------ EXTRAIT ------

Mes chères contrariées, mes chers contrariens !
Haaaa l’institution dirigée par Christine Lagarde, celle qui est amoureuse
de Nicolas Sarkozy et dont les excès de « fayotisme » épistolaire
défraient la chronique mondaine a encore brillé par un sens inné de l’humour.
C’est une dépêche AFP qui nous retransmet la bonne parole du Fonds…
Espagne : le FMI
perçoit la fin de la récession mais s’inquiète du chômage
Je vais être obligé de citer quelques phrases afin que nous puissions
partager ensemble ce nouveau spectacle.
« Le Fonds monétaire international (FMI) a estimé mercredi que l’Espagne
pourrait bientôt sortir de la récession mais s’est inquiété du « niveau
inacceptable » du chômage dans ce pays, appelant à une action européenne
pour relancer l’emploi et la croissance. »
Ce paragraphe est du grand art. En quelques lignes, nous passons du rire
aux larmes et, vous en conviendrez, des artistes capables d’un tel exploit
sont devenus rares. Il y avait bien Coluche… mais il nous a quittés.

------ DONNÉES D'ENTRÉE ------

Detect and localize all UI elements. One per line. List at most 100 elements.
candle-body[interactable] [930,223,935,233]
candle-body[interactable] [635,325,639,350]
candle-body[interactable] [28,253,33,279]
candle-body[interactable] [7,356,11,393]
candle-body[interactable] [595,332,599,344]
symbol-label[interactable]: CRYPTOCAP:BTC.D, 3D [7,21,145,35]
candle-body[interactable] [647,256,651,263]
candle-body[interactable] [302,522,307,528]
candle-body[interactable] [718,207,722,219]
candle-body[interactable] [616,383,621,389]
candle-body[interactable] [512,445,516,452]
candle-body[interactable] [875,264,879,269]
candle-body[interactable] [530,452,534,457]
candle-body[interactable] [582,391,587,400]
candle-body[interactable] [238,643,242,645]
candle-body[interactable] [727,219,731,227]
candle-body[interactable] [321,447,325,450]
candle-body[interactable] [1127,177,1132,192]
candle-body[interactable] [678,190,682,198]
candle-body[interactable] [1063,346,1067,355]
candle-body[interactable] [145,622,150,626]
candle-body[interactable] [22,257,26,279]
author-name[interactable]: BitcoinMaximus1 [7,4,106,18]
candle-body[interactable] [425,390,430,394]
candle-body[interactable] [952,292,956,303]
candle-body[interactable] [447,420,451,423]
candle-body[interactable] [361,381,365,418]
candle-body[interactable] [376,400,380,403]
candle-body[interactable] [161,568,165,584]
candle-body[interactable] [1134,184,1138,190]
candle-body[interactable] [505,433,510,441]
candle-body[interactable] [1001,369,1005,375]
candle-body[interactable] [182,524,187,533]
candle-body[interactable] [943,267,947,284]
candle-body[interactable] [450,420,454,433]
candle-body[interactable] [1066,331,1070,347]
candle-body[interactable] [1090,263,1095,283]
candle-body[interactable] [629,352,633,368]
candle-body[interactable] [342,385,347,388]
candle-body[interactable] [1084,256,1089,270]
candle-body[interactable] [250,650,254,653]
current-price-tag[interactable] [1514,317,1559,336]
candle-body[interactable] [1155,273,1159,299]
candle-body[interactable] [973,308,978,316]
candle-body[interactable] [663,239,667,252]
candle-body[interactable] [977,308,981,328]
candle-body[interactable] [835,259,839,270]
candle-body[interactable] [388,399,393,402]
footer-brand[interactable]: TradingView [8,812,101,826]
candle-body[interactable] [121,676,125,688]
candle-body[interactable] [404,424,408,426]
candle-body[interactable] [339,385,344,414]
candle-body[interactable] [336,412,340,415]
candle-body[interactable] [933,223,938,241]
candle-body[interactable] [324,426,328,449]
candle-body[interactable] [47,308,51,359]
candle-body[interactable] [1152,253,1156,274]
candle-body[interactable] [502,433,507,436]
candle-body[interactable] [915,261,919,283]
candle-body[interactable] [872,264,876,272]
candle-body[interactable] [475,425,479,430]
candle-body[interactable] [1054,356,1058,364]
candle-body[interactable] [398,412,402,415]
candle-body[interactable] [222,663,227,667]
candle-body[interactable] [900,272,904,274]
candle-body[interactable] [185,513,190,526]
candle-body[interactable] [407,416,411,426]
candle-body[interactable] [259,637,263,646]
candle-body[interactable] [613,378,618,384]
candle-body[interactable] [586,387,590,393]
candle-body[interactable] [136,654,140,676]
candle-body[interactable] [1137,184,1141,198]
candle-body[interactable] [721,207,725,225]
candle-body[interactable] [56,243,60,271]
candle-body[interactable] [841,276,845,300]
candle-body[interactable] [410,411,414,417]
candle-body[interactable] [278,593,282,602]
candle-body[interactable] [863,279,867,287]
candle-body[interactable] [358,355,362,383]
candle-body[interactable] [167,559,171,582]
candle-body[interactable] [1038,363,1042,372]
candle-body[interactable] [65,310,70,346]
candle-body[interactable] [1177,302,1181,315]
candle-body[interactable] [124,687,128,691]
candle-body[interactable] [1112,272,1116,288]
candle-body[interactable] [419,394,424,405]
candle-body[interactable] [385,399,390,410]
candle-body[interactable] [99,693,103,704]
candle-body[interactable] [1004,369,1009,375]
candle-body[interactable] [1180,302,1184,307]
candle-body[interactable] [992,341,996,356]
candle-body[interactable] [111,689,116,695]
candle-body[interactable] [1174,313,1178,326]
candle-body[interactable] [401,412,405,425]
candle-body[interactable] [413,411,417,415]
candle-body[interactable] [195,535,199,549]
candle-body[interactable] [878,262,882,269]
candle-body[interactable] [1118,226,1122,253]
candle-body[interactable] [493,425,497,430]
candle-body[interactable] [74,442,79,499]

------

OBJECTIF 1: Reproduisez à l'identique les entrées d'annotations, en commençant par la toute première et en terminant par la ligne qui contient "candle-body[interactable] [1063,346,1067,355]", celle-ci comprise.
OBJECTIF 2: Rédigez la suite du billet sur le FMI et l'Espagne, à partir de sa dernière phrase.
Le billet et les entrées ne proviennent pas de la même source.

RÉSULTAT 1:
Detect and localize all UI elements. One per line. List at most 100 elements.
candle-body[interactable] [930,223,935,233]
candle-body[interactable] [635,325,639,350]
candle-body[interactable] [28,253,33,279]
candle-body[interactable] [7,356,11,393]
candle-body[interactable] [595,332,599,344]
symbol-label[interactable]: CRYPTOCAP:BTC.D, 3D [7,21,145,35]
candle-body[interactable] [647,256,651,263]
candle-body[interactable] [302,522,307,528]
candle-body[interactable] [718,207,722,219]
candle-body[interactable] [616,383,621,389]
candle-body[interactable] [512,445,516,452]
candle-body[interactable] [875,264,879,269]
candle-body[interactable] [530,452,534,457]
candle-body[interactable] [582,391,587,400]
candle-body[interactable] [238,643,242,645]
candle-body[interactable] [727,219,731,227]
candle-body[interactable] [321,447,325,450]
candle-body[interactable] [1127,177,1132,192]
candle-body[interactable] [678,190,682,198]
candle-body[interactable] [1063,346,1067,355]

RÉSULTAT 2:
Bref, « pourrait bientôt sortir ». C’est beau quand même. C’est de
l’optimisme. « Pourrait » ce n’est pas sûr quand même. C’est même à
cela que sert le conditionnel, à dire que ça se pourrait mais que ça
n’arrivera pas.
Puis le FMI enchaîne directement sur un éclair de lucidité magistral (vous
ne pouvez pas dire le contraire) puisqu’ils viennent de se rendre compte que
le chômage est à un niveau inacceptable. Ouaaaaa. Brillant quand même.
Et attendez, ce n’est pas tout. Il relance l’espoir des masses en appelant
à la relance de la crôassance.
J’en ai assez de
la relance de la crôassance
Il y a des trucs comme ça maintenant qui me font voir rouge. J’ai
trente-huit ans (cette année, car l’année prochaine ça va changer) et cela
fait au moins trente ans que je les entends braire à la télé qu’il faut
relancer la crôassance. Depuis le temps tout de même. Ils nous le répètent et
nous le serinent jusqu’à plus soif. La seule chose qui change, c’est le
rythme. Plus on s’enfonce dans la crise, plus on nous répète de plus en plus
souvent qu’il faut relancer la crôassance. Moi j’en ai marre, et la
crôassance aussi elle en a marre de se faire relancer tous les mois.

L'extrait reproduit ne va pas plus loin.